__WRITTEN PROBLEM__:
Transcribe the records below exactly, leaving out any pictures.

* begin GIVEN RECORDS *

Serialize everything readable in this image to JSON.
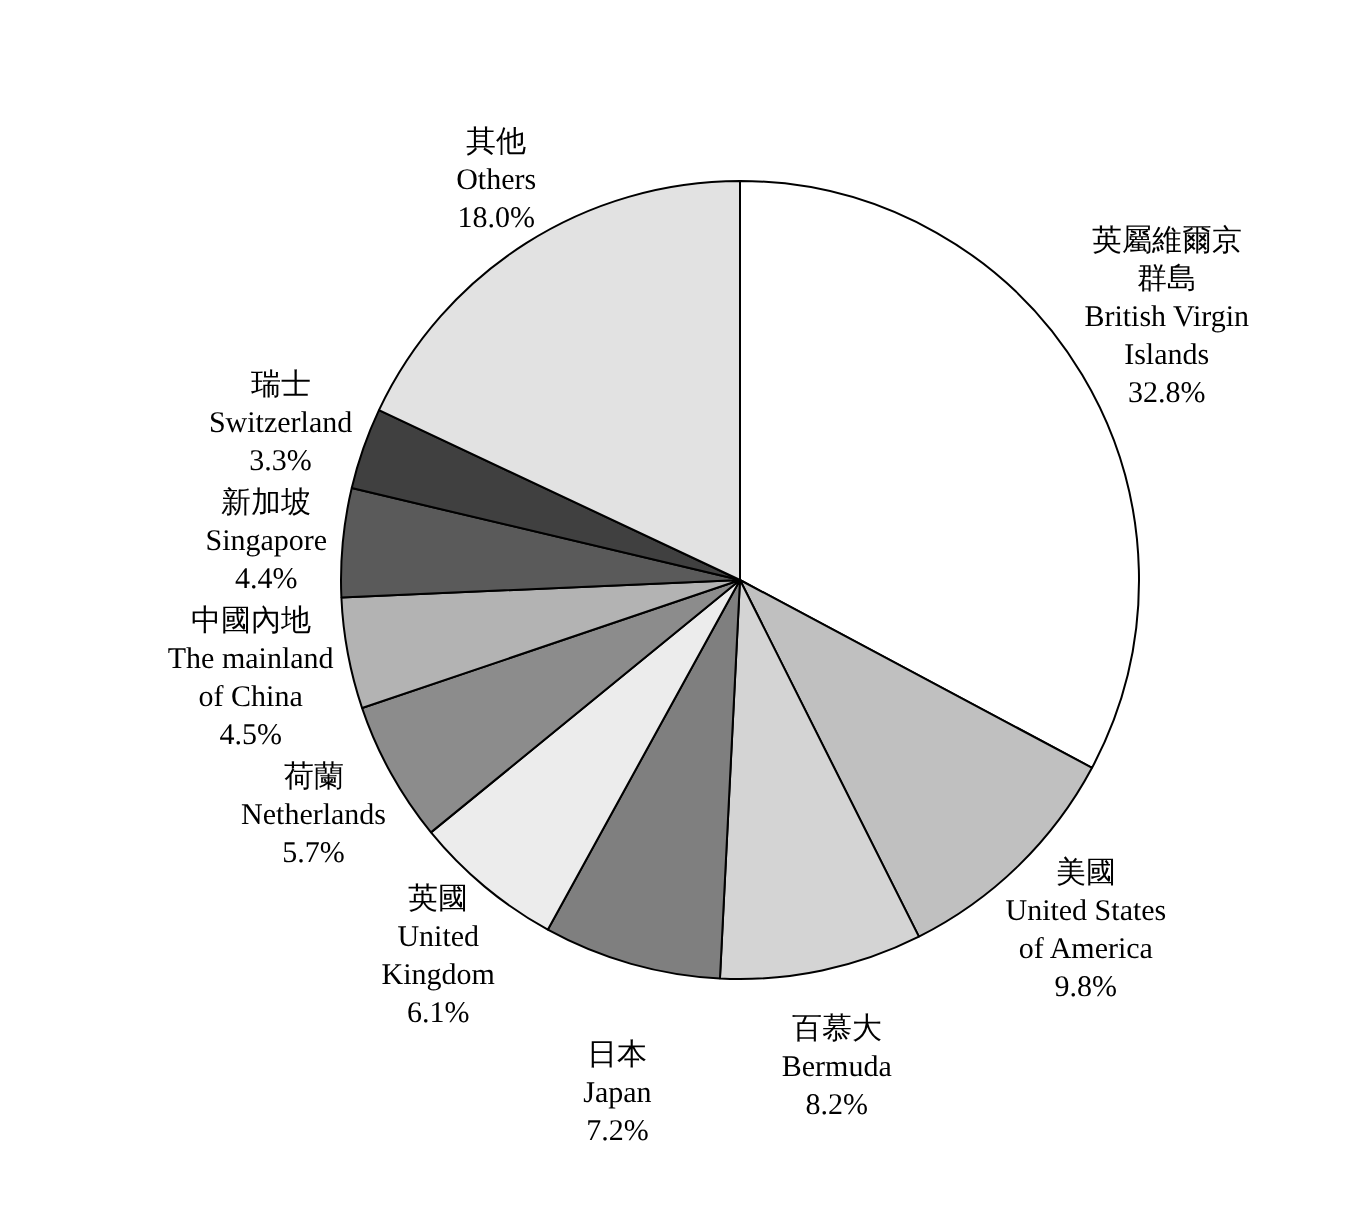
{
  "chart_data": {
    "type": "pie",
    "categories": [
      "英屬維爾京群島\nBritish Virgin\nIslands",
      "美國\nUnited States\nof America",
      "百慕大\nBermuda",
      "日本\nJapan",
      "英國\nUnited\nKingdom",
      "荷蘭\nNetherlands",
      "中國內地\nThe mainland\nof China",
      "新加坡\nSingapore",
      "瑞士\nSwitzerland",
      "其他\nOthers"
    ],
    "values": [
      32.8,
      9.8,
      8.2,
      7.2,
      6.1,
      5.7,
      4.5,
      4.4,
      3.3,
      18.0
    ],
    "value_labels": [
      "32.8%",
      "9.8%",
      "8.2%",
      "7.2%",
      "6.1%",
      "5.7%",
      "4.5%",
      "4.4%",
      "3.3%",
      "18.0%"
    ],
    "colors": [
      "#ffffff",
      "#c0c0c0",
      "#d4d4d4",
      "#7f7f7f",
      "#ececec",
      "#8c8c8c",
      "#b3b3b3",
      "#5a5a5a",
      "#404040",
      "#e2e2e2"
    ],
    "legend": false
  }
}
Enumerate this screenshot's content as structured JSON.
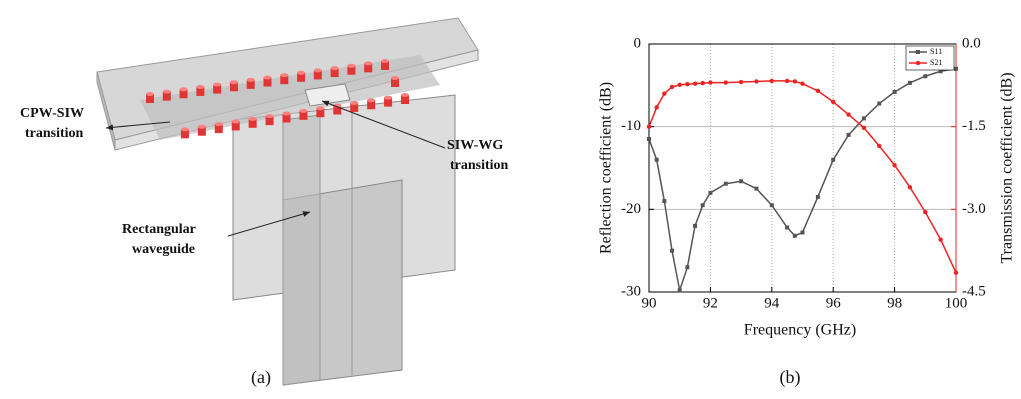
{
  "figure_a": {
    "caption": "(a)",
    "cpw_label": [
      "CPW-SIW",
      "transition"
    ],
    "wg_label": [
      "SIW-WG",
      "transition"
    ],
    "rect_label": [
      "Rectangular",
      "waveguide"
    ]
  },
  "chart_data": {
    "type": "line",
    "caption": "(b)",
    "xlabel": "Frequency (GHz)",
    "ylabel": "Reflection coefficient (dB)",
    "y2label": "Transmission coefficient (dB)",
    "x": [
      90,
      90.25,
      90.5,
      90.75,
      91,
      91.25,
      91.5,
      91.75,
      92,
      92.5,
      93,
      93.5,
      94,
      94.5,
      94.75,
      95,
      95.5,
      96,
      96.5,
      97,
      97.5,
      98,
      98.5,
      99,
      99.5,
      100
    ],
    "series": [
      {
        "name": "S11",
        "color": "#555555",
        "marker": "square",
        "values": [
          -11.5,
          -14,
          -19,
          -25,
          -29.8,
          -27,
          -22,
          -19.5,
          -18,
          -16.9,
          -16.6,
          -17.5,
          -19.5,
          -22.2,
          -23.2,
          -22.8,
          -18.5,
          -14,
          -11,
          -9,
          -7.2,
          -5.8,
          -4.7,
          -3.9,
          -3.3,
          -3.0
        ]
      },
      {
        "name": "S21",
        "color": "#ee2222",
        "marker": "circle",
        "axis": "y2",
        "values": [
          -1.5,
          -1.15,
          -0.9,
          -0.78,
          -0.74,
          -0.73,
          -0.72,
          -0.71,
          -0.7,
          -0.7,
          -0.69,
          -0.68,
          -0.67,
          -0.67,
          -0.68,
          -0.72,
          -0.85,
          -1.05,
          -1.28,
          -1.52,
          -1.85,
          -2.2,
          -2.6,
          -3.05,
          -3.55,
          -4.15
        ]
      }
    ],
    "xlim": [
      90,
      100
    ],
    "xticks": [
      90,
      92,
      94,
      96,
      98,
      100
    ],
    "ylim": [
      -30,
      0
    ],
    "yticks": [
      -30,
      -20,
      -10,
      0
    ],
    "y2lim": [
      -4.5,
      0
    ],
    "y2ticks": [
      {
        "value": -4.5,
        "label": "-4.5"
      },
      {
        "value": -3,
        "label": "-3.0"
      },
      -1.5,
      {
        "value": 0,
        "label": "0.0"
      }
    ],
    "y2color": "#ee2222",
    "grid": true,
    "legend": "upper right"
  }
}
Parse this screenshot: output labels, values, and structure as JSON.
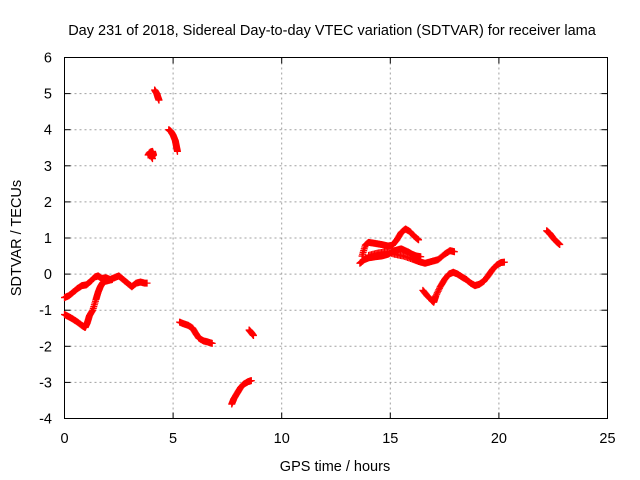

* end GIVEN RECORDS *

__EXERCISE SOLUTION__:
Serialize everything readable in this image to JSON.
{
  "chart_data": {
    "type": "pie",
    "categories": [
      "英屬維爾京群島\nBritish Virgin\nIslands",
      "美國\nUnited States\nof America",
      "百慕大\nBermuda",
      "日本\nJapan",
      "英國\nUnited\nKingdom",
      "荷蘭\nNetherlands",
      "中國內地\nThe mainland\nof China",
      "新加坡\nSingapore",
      "瑞士\nSwitzerland",
      "其他\nOthers"
    ],
    "values": [
      32.8,
      9.8,
      8.2,
      7.2,
      6.1,
      5.7,
      4.5,
      4.4,
      3.3,
      18.0
    ],
    "value_labels": [
      "32.8%",
      "9.8%",
      "8.2%",
      "7.2%",
      "6.1%",
      "5.7%",
      "4.5%",
      "4.4%",
      "3.3%",
      "18.0%"
    ],
    "colors": [
      "#ffffff",
      "#c0c0c0",
      "#d4d4d4",
      "#7f7f7f",
      "#ececec",
      "#8c8c8c",
      "#b3b3b3",
      "#5a5a5a",
      "#404040",
      "#e2e2e2"
    ],
    "legend": false
  }
}
Enumerate this screenshot's content as structured JSON.
{
  "figure_a": {
    "caption": "(a)",
    "cpw_label": [
      "CPW-SIW",
      "transition"
    ],
    "wg_label": [
      "SIW-WG",
      "transition"
    ],
    "rect_label": [
      "Rectangular",
      "waveguide"
    ]
  },
  "chart_data": {
    "type": "line",
    "caption": "(b)",
    "xlabel": "Frequency (GHz)",
    "ylabel": "Reflection coefficient (dB)",
    "y2label": "Transmission coefficient (dB)",
    "x": [
      90,
      90.25,
      90.5,
      90.75,
      91,
      91.25,
      91.5,
      91.75,
      92,
      92.5,
      93,
      93.5,
      94,
      94.5,
      94.75,
      95,
      95.5,
      96,
      96.5,
      97,
      97.5,
      98,
      98.5,
      99,
      99.5,
      100
    ],
    "series": [
      {
        "name": "S11",
        "color": "#555555",
        "marker": "square",
        "values": [
          -11.5,
          -14,
          -19,
          -25,
          -29.8,
          -27,
          -22,
          -19.5,
          -18,
          -16.9,
          -16.6,
          -17.5,
          -19.5,
          -22.2,
          -23.2,
          -22.8,
          -18.5,
          -14,
          -11,
          -9,
          -7.2,
          -5.8,
          -4.7,
          -3.9,
          -3.3,
          -3.0
        ]
      },
      {
        "name": "S21",
        "color": "#ee2222",
        "marker": "circle",
        "axis": "y2",
        "values": [
          -1.5,
          -1.15,
          -0.9,
          -0.78,
          -0.74,
          -0.73,
          -0.72,
          -0.71,
          -0.7,
          -0.7,
          -0.69,
          -0.68,
          -0.67,
          -0.67,
          -0.68,
          -0.72,
          -0.85,
          -1.05,
          -1.28,
          -1.52,
          -1.85,
          -2.2,
          -2.6,
          -3.05,
          -3.55,
          -4.15
        ]
      }
    ],
    "xlim": [
      90,
      100
    ],
    "xticks": [
      90,
      92,
      94,
      96,
      98,
      100
    ],
    "ylim": [
      -30,
      0
    ],
    "yticks": [
      -30,
      -20,
      -10,
      0
    ],
    "y2lim": [
      -4.5,
      0
    ],
    "y2ticks": [
      {
        "value": -4.5,
        "label": "-4.5"
      },
      {
        "value": -3,
        "label": "-3.0"
      },
      -1.5,
      {
        "value": 0,
        "label": "0.0"
      }
    ],
    "y2color": "#ee2222",
    "grid": true,
    "legend": "upper right"
  }
}
Parse this screenshot: output labels, values, and structure as JSON.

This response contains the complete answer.